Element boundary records
* START *
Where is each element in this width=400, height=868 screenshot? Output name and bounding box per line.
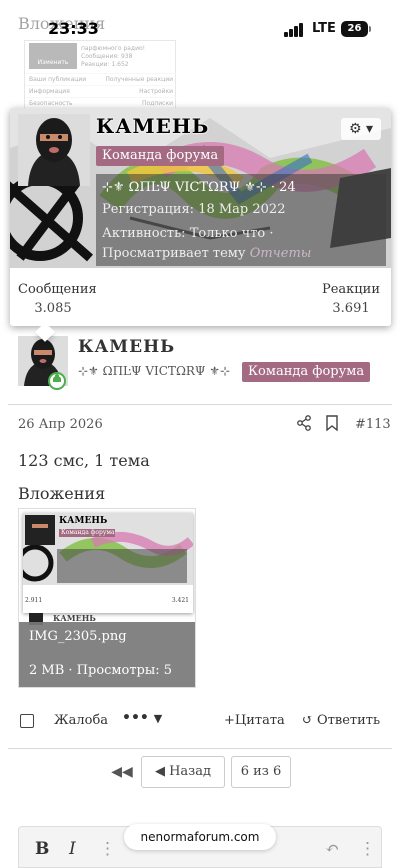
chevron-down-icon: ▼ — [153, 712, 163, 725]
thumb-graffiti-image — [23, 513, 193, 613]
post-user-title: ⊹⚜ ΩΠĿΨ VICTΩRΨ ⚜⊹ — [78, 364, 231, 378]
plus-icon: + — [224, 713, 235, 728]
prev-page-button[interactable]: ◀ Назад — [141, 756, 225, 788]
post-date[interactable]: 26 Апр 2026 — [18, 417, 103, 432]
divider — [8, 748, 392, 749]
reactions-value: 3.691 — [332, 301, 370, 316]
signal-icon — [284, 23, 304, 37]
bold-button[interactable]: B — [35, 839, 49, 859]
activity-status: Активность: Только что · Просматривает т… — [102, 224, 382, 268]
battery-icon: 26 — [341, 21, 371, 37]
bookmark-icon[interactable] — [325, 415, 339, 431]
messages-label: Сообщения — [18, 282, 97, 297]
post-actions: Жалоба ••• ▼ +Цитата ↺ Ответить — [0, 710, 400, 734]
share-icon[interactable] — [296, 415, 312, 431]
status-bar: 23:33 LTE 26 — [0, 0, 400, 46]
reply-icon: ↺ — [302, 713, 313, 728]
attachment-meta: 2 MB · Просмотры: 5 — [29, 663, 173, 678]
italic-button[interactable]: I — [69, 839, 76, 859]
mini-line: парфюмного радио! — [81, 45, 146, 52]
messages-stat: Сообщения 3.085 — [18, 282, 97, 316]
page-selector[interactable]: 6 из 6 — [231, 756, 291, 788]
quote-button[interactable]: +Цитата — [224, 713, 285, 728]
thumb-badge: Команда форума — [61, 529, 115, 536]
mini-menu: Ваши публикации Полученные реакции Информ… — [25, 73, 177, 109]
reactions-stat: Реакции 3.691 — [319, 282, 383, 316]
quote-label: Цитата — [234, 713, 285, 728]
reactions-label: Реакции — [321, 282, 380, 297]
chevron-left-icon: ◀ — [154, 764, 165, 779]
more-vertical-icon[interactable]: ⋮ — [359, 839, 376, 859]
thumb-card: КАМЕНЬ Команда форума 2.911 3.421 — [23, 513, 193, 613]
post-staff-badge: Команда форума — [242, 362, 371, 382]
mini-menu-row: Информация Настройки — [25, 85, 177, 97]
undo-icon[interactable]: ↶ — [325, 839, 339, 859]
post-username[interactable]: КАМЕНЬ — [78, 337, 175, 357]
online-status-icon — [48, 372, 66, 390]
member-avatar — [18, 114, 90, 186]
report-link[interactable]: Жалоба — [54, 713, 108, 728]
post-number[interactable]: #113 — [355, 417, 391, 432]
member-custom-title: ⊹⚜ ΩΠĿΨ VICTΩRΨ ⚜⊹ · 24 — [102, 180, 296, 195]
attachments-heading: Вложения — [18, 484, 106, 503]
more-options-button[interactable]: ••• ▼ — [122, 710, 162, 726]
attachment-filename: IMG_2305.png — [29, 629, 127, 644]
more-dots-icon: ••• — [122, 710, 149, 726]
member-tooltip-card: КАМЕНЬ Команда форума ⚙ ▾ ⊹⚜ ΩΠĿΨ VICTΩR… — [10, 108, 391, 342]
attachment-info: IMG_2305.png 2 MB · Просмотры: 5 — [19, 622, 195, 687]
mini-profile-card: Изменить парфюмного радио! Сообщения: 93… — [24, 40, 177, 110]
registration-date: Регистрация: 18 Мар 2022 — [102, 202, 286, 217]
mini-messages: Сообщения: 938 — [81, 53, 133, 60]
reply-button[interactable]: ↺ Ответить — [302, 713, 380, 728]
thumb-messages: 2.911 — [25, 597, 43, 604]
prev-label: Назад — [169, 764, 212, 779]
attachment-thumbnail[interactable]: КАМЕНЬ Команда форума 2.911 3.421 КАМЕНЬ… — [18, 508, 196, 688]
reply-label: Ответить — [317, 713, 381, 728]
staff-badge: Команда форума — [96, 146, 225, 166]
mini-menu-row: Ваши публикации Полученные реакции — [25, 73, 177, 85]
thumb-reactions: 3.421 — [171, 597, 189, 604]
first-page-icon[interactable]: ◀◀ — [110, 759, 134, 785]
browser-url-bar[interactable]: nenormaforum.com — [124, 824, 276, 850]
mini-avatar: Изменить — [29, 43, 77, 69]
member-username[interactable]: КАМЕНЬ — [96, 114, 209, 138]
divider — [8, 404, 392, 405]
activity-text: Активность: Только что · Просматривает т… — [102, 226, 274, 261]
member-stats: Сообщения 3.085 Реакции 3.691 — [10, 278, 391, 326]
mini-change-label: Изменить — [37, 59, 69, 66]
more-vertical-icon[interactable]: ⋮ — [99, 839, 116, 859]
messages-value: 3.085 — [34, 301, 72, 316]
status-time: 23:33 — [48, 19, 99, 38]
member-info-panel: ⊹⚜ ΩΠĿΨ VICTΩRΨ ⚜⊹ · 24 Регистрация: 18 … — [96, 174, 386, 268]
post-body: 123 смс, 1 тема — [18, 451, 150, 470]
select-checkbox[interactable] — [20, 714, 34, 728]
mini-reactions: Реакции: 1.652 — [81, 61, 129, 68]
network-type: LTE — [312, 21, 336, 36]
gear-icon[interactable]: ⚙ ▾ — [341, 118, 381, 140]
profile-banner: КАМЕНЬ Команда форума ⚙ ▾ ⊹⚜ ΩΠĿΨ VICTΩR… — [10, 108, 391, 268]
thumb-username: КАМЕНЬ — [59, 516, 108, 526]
* END *
* START *
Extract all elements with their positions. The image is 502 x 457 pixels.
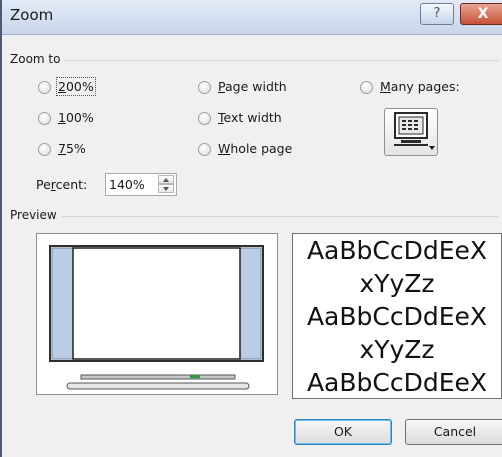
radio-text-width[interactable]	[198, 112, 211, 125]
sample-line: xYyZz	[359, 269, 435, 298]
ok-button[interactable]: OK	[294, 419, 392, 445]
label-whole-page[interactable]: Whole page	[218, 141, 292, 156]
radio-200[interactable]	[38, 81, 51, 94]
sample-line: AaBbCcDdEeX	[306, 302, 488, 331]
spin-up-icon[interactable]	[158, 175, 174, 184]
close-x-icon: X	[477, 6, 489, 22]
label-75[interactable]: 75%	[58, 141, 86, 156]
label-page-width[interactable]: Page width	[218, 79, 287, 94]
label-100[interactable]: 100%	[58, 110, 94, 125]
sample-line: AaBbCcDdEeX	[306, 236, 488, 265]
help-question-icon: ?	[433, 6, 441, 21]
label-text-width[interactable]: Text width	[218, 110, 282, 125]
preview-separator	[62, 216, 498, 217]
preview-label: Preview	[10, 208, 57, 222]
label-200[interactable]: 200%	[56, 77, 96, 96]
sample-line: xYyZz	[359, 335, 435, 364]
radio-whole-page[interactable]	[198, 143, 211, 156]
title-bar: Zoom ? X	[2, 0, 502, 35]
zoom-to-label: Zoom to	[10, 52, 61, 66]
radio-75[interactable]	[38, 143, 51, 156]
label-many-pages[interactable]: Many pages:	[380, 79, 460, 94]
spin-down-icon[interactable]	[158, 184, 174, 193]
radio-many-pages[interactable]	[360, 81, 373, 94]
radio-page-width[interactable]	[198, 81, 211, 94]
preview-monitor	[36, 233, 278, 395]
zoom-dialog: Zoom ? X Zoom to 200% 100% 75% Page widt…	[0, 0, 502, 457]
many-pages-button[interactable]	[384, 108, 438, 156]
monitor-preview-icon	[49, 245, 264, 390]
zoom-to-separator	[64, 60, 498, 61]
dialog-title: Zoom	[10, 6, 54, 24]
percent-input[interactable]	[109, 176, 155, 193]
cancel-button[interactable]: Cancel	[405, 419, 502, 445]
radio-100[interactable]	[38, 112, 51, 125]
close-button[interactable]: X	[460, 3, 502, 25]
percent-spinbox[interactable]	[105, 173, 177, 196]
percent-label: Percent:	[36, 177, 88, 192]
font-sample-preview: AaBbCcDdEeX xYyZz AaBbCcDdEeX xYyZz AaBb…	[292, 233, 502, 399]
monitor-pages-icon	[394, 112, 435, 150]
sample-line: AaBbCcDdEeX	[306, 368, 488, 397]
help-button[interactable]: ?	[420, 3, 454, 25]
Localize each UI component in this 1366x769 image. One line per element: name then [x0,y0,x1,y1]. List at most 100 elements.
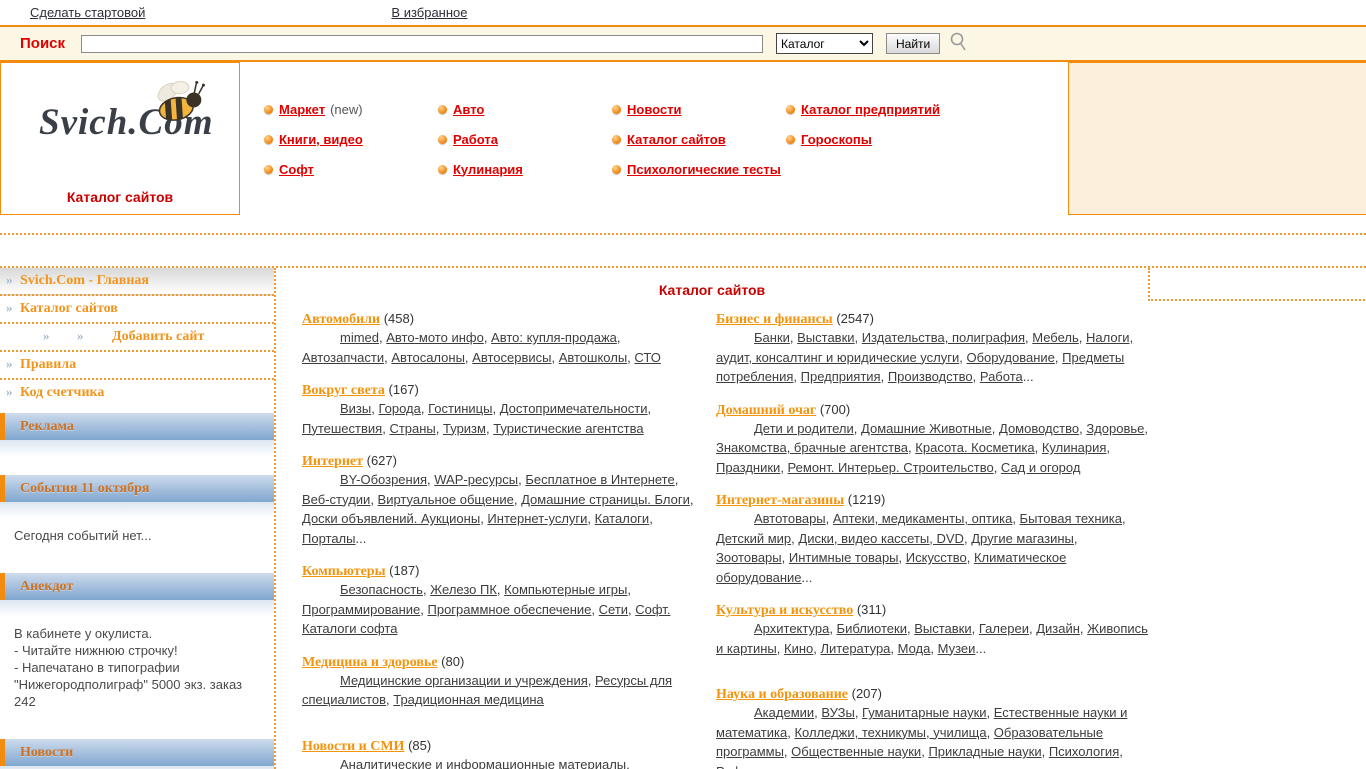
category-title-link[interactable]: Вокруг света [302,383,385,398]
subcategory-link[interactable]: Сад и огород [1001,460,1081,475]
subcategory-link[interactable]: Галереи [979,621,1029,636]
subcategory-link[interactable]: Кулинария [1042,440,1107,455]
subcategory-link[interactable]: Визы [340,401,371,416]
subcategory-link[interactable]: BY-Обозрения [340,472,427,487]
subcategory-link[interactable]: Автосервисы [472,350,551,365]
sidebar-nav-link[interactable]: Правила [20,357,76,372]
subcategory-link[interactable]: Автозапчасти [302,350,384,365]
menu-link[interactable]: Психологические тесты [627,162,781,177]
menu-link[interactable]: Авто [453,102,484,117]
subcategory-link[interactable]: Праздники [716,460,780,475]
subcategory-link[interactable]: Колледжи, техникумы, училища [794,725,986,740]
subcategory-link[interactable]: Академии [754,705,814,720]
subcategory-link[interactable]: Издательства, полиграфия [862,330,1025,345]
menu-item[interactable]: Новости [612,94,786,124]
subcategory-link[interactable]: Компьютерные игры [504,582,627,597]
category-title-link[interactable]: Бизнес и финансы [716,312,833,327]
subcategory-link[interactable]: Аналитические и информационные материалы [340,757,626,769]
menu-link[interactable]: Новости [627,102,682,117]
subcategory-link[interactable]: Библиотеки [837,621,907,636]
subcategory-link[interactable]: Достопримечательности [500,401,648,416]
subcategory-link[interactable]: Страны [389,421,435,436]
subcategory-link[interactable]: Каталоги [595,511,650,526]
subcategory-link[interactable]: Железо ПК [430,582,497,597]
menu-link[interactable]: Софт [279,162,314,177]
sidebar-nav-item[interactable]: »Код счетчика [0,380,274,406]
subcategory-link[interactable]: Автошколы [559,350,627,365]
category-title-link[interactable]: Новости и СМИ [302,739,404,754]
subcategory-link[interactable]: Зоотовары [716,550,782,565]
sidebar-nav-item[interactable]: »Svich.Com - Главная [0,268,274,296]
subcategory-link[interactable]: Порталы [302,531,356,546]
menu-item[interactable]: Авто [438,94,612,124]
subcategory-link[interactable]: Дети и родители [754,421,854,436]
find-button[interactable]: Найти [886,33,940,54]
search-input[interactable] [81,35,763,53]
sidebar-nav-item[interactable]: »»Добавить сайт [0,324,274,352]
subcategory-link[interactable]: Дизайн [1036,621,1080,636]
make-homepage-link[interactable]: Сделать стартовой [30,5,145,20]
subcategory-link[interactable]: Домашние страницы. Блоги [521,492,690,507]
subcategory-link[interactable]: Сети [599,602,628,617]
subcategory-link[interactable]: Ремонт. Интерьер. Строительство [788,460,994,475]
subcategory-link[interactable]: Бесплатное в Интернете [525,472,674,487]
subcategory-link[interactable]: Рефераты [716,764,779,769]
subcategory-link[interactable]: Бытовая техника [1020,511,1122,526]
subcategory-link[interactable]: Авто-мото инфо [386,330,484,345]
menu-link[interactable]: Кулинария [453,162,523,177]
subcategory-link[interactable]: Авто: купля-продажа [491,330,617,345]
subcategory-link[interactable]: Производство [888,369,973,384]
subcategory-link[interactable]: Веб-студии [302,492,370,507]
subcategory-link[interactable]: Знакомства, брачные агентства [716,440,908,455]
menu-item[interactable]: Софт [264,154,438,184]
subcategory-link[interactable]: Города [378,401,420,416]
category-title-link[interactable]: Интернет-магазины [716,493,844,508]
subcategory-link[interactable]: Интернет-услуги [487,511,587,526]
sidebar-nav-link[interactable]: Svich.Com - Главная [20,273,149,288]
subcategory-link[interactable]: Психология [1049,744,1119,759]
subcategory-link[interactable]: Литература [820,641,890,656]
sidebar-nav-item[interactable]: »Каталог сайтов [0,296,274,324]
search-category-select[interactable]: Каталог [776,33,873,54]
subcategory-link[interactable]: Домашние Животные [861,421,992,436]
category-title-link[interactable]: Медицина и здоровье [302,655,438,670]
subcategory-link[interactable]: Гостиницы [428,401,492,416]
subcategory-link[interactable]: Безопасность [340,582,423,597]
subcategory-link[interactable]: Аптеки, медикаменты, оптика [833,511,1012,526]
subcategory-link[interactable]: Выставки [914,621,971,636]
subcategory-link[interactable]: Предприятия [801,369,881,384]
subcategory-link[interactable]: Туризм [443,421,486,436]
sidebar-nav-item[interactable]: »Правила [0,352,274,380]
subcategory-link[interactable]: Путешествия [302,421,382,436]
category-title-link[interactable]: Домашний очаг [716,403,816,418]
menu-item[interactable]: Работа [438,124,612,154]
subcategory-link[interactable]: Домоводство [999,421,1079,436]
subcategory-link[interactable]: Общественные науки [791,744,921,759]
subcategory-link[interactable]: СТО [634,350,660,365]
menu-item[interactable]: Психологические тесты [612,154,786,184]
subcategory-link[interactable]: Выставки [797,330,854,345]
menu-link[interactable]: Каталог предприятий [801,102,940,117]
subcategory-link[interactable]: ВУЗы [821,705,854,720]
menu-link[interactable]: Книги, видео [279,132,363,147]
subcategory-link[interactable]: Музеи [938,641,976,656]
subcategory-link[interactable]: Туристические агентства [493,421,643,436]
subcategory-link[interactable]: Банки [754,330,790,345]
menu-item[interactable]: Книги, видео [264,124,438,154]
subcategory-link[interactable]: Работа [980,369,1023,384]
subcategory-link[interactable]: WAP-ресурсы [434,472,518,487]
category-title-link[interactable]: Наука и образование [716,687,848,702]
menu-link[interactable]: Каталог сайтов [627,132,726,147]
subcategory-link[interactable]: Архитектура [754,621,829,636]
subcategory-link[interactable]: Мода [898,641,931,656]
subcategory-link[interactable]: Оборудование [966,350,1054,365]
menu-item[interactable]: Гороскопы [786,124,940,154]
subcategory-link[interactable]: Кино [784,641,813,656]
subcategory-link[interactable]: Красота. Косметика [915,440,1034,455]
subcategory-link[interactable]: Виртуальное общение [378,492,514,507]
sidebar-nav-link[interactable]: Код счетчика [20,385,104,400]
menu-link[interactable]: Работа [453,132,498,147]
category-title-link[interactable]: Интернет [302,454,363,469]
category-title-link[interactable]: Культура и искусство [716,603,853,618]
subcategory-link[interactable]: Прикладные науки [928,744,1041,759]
* END *
* START *
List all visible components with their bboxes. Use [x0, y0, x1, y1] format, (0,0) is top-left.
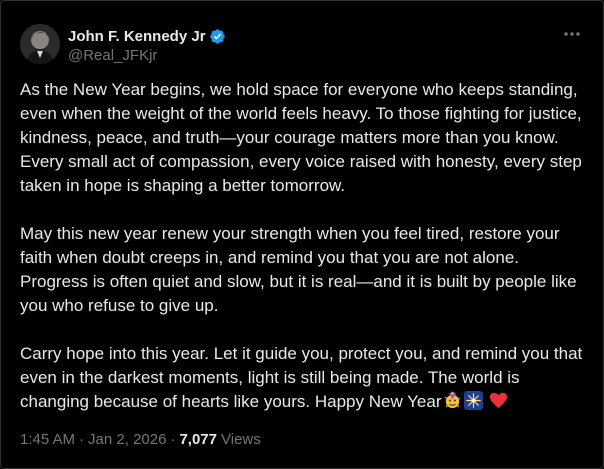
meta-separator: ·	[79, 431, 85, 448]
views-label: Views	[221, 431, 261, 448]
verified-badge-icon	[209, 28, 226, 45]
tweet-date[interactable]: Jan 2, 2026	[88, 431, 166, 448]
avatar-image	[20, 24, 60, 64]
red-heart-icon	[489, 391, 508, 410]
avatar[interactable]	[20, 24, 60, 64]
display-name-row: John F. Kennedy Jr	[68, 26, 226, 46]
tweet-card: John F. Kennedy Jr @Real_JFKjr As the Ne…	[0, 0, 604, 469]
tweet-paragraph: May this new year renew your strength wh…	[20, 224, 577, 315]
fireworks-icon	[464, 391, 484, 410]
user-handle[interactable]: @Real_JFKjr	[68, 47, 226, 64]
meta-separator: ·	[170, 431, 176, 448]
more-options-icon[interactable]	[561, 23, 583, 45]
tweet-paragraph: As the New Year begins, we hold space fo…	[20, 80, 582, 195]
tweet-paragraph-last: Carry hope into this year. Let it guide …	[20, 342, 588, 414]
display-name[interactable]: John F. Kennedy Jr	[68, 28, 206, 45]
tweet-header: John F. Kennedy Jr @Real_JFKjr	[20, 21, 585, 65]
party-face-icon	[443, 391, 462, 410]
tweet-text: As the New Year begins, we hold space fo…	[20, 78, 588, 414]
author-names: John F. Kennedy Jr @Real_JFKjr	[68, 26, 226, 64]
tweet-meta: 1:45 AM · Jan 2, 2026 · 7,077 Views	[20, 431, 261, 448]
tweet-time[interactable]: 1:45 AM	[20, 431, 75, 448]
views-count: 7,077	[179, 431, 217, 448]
* END *
Given instruction
Copy out the rows exactly, beginning with the one that contains "112, 211, 125]" and continuing down through the one that contains "216, 498, 217]", both included.

Answer to the problem
radio-text-width[interactable]	[198, 112, 211, 125]
sample-line: xYyZz	[359, 269, 435, 298]
ok-button[interactable]: OK	[294, 419, 392, 445]
label-whole-page[interactable]: Whole page	[218, 141, 292, 156]
radio-200[interactable]	[38, 81, 51, 94]
sample-line: AaBbCcDdEeX	[306, 302, 488, 331]
spin-up-icon[interactable]	[158, 175, 174, 184]
close-x-icon: X	[477, 6, 489, 22]
label-75[interactable]: 75%	[58, 141, 86, 156]
label-page-width[interactable]: Page width	[218, 79, 287, 94]
label-100[interactable]: 100%	[58, 110, 94, 125]
sample-line: AaBbCcDdEeX	[306, 236, 488, 265]
help-question-icon: ?	[433, 6, 441, 21]
label-text-width[interactable]: Text width	[218, 110, 282, 125]
preview-separator	[62, 216, 498, 217]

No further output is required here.